* [AIM] Everything in the listing should be restated word for word.

* [INPUT FOR THIS TASK]

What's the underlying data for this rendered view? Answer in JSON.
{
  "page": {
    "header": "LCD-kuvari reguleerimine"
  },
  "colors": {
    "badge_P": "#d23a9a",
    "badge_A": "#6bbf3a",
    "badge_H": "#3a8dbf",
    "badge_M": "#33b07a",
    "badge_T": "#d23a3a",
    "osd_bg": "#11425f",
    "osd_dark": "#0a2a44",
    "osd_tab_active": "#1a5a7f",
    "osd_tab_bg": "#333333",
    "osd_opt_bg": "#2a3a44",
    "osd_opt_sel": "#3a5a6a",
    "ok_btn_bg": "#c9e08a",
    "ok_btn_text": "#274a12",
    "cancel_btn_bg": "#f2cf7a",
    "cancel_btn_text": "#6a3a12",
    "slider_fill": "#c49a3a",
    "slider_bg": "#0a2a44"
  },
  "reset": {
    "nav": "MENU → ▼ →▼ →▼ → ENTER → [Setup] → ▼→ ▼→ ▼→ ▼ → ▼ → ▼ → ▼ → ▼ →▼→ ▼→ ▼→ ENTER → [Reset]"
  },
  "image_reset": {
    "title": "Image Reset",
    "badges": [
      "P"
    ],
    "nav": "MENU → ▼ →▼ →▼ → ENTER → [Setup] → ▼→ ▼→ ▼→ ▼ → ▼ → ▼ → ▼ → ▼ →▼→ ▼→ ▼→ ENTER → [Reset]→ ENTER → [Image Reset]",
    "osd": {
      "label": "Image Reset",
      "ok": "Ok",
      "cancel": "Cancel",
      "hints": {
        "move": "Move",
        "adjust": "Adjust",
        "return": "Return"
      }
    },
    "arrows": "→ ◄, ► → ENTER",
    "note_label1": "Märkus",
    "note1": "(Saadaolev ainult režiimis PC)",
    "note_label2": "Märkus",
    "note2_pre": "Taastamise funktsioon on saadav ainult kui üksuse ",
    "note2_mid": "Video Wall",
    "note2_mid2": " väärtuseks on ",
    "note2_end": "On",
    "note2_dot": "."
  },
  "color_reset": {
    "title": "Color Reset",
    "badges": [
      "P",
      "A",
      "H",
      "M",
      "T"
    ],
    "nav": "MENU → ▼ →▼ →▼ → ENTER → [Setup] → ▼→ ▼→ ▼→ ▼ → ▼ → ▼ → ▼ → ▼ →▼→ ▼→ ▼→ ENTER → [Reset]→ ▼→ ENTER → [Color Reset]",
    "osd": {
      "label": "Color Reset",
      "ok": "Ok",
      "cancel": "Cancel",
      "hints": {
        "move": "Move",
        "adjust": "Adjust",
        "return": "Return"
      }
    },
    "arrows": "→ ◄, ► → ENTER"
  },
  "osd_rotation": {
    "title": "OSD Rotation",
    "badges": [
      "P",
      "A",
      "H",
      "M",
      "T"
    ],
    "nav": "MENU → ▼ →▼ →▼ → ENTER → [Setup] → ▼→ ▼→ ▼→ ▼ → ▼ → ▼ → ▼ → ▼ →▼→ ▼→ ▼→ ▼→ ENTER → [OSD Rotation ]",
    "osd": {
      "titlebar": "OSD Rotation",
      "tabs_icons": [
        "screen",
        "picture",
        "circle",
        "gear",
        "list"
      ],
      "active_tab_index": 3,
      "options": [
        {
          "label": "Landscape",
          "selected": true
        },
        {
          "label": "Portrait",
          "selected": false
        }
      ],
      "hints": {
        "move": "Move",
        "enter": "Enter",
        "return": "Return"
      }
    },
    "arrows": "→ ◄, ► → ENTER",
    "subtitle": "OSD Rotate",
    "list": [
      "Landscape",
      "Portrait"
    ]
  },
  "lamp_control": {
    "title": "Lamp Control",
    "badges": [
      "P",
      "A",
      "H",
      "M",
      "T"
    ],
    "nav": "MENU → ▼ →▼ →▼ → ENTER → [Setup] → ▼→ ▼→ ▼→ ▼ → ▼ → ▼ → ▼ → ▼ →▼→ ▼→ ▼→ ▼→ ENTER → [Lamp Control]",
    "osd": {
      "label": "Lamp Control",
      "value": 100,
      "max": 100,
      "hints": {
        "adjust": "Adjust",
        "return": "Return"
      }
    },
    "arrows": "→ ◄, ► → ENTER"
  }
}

* [CORRECT ANSWER]
What's the underlying data for this rendered view? Answer in JSON.
{
  "page": {
    "header": "LCD-kuvari reguleerimine"
  },
  "colors": {
    "badge_P": "#d23a9a",
    "badge_A": "#6bbf3a",
    "badge_H": "#3a8dbf",
    "badge_M": "#33b07a",
    "badge_T": "#d23a3a",
    "osd_bg": "#11425f",
    "osd_dark": "#0a2a44",
    "osd_tab_active": "#1a5a7f",
    "osd_tab_bg": "#333333",
    "osd_opt_bg": "#2a3a44",
    "osd_opt_sel": "#3a5a6a",
    "ok_btn_bg": "#c9e08a",
    "ok_btn_text": "#274a12",
    "cancel_btn_bg": "#f2cf7a",
    "cancel_btn_text": "#6a3a12",
    "slider_fill": "#c49a3a",
    "slider_bg": "#0a2a44"
  },
  "reset": {
    "nav": "MENU → ▼ →▼ →▼ → ENTER → [Setup] → ▼→ ▼→ ▼→ ▼ → ▼ → ▼ → ▼ → ▼ →▼→ ▼→ ▼→ ENTER → [Reset]"
  },
  "image_reset": {
    "title": "Image Reset",
    "badges": [
      "P"
    ],
    "nav": "MENU → ▼ →▼ →▼ → ENTER → [Setup] → ▼→ ▼→ ▼→ ▼ → ▼ → ▼ → ▼ → ▼ →▼→ ▼→ ▼→ ENTER → [Reset]→ ENTER → [Image Reset]",
    "osd": {
      "label": "Image Reset",
      "ok": "Ok",
      "cancel": "Cancel",
      "hints": {
        "move": "Move",
        "adjust": "Adjust",
        "return": "Return"
      }
    },
    "arrows": "→ ◄, ► → ENTER",
    "note_label1": "Märkus",
    "note1": "(Saadaolev ainult režiimis PC)",
    "note_label2": "Märkus",
    "note2_pre": "Taastamise funktsioon on saadav ainult kui üksuse ",
    "note2_mid": "Video Wall",
    "note2_mid2": " väärtuseks on ",
    "note2_end": "On",
    "note2_dot": "."
  },
  "color_reset": {
    "title": "Color Reset",
    "badges": [
      "P",
      "A",
      "H",
      "M",
      "T"
    ],
    "nav": "MENU → ▼ →▼ →▼ → ENTER → [Setup] → ▼→ ▼→ ▼→ ▼ → ▼ → ▼ → ▼ → ▼ →▼→ ▼→ ▼→ ENTER → [Reset]→ ▼→ ENTER → [Color Reset]",
    "osd": {
      "label": "Color Reset",
      "ok": "Ok",
      "cancel": "Cancel",
      "hints": {
        "move": "Move",
        "adjust": "Adjust",
        "return": "Return"
      }
    },
    "arrows": "→ ◄, ► → ENTER"
  },
  "osd_rotation": {
    "title": "OSD Rotation",
    "badges": [
      "P",
      "A",
      "H",
      "M",
      "T"
    ],
    "nav": "MENU → ▼ →▼ →▼ → ENTER → [Setup] → ▼→ ▼→ ▼→ ▼ → ▼ → ▼ → ▼ → ▼ →▼→ ▼→ ▼→ ▼→ ENTER → [OSD Rotation ]",
    "osd": {
      "titlebar": "OSD Rotation",
      "tabs_icons": [
        "screen",
        "picture",
        "circle",
        "gear",
        "list"
      ],
      "active_tab_index": 3,
      "options": [
        {
          "label": "Landscape",
          "selected": true
        },
        {
          "label": "Portrait",
          "selected": false
        }
      ],
      "hints": {
        "move": "Move",
        "enter": "Enter",
        "return": "Return"
      }
    },
    "arrows": "→ ◄, ► → ENTER",
    "subtitle": "OSD Rotate",
    "list": [
      "Landscape",
      "Portrait"
    ]
  },
  "lamp_control": {
    "title": "Lamp Control",
    "badges": [
      "P",
      "A",
      "H",
      "M",
      "T"
    ],
    "nav": "MENU → ▼ →▼ →▼ → ENTER → [Setup] → ▼→ ▼→ ▼→ ▼ → ▼ → ▼ → ▼ → ▼ →▼→ ▼→ ▼→ ▼→ ENTER → [Lamp Control]",
    "osd": {
      "label": "Lamp Control",
      "value": 100,
      "max": 100,
      "hints": {
        "adjust": "Adjust",
        "return": "Return"
      }
    },
    "arrows": "→ ◄, ► → ENTER"
  }
}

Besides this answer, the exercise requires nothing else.